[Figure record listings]
>> Begin

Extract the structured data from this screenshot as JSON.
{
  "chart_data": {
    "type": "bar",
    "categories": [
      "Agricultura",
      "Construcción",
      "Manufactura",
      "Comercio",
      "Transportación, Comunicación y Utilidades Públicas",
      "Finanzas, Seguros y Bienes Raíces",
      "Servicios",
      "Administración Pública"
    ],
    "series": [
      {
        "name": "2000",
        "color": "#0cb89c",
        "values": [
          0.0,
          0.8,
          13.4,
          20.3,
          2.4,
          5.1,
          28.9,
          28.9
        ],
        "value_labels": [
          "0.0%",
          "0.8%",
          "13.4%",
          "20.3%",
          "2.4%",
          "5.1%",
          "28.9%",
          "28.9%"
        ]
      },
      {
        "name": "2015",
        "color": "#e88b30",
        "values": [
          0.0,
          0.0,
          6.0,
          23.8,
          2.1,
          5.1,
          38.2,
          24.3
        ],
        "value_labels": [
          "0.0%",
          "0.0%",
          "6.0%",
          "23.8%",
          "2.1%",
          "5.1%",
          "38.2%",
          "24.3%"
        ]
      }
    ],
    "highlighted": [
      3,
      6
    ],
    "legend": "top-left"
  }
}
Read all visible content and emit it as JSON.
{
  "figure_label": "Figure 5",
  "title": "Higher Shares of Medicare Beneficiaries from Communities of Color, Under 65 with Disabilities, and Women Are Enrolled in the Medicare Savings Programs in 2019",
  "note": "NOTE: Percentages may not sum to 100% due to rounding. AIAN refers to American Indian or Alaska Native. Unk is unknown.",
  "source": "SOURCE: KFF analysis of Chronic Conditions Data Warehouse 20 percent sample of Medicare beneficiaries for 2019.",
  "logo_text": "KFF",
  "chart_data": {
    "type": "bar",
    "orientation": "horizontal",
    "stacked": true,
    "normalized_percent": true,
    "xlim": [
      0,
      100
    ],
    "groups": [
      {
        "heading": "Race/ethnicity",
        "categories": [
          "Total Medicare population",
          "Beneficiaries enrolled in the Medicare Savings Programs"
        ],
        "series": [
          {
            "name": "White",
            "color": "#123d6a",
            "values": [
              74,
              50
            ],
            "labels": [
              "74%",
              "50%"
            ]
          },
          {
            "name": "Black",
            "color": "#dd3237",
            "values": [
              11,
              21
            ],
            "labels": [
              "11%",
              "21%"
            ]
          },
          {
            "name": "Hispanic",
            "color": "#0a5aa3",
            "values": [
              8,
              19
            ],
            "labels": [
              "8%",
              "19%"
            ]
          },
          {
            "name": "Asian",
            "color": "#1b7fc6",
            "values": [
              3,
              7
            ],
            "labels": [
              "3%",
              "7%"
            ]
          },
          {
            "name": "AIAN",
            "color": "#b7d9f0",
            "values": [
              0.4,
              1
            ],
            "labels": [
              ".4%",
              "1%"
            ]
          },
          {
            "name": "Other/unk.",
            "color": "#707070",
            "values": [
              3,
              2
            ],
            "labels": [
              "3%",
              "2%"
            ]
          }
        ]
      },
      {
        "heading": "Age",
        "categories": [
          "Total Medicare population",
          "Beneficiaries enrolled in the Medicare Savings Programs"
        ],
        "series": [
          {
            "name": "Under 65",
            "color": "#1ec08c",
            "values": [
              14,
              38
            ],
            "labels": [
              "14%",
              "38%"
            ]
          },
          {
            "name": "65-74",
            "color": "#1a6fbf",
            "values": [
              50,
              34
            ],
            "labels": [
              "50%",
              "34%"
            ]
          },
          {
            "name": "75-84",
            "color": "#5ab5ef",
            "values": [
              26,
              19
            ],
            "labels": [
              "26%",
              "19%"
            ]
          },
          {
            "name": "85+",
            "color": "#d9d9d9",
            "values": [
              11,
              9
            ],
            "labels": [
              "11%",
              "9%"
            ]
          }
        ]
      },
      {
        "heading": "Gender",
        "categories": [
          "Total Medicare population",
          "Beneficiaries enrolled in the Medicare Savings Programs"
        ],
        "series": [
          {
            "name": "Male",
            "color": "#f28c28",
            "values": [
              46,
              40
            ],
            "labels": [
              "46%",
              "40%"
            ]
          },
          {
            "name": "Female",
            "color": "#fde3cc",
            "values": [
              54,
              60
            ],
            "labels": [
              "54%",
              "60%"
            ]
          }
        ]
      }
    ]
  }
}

>> End

REQUIRED TASK: Return each line among the entries that holds the word "from".

TASK OUTPUT:
Extract the structured data from this screenshot as JSON.
  "title": "Higher Shares of Medicare Beneficiaries from Communities of Color, Under 65 with Disabilities, and Women Are Enrolled in the Medicare Savings Programs in 2019",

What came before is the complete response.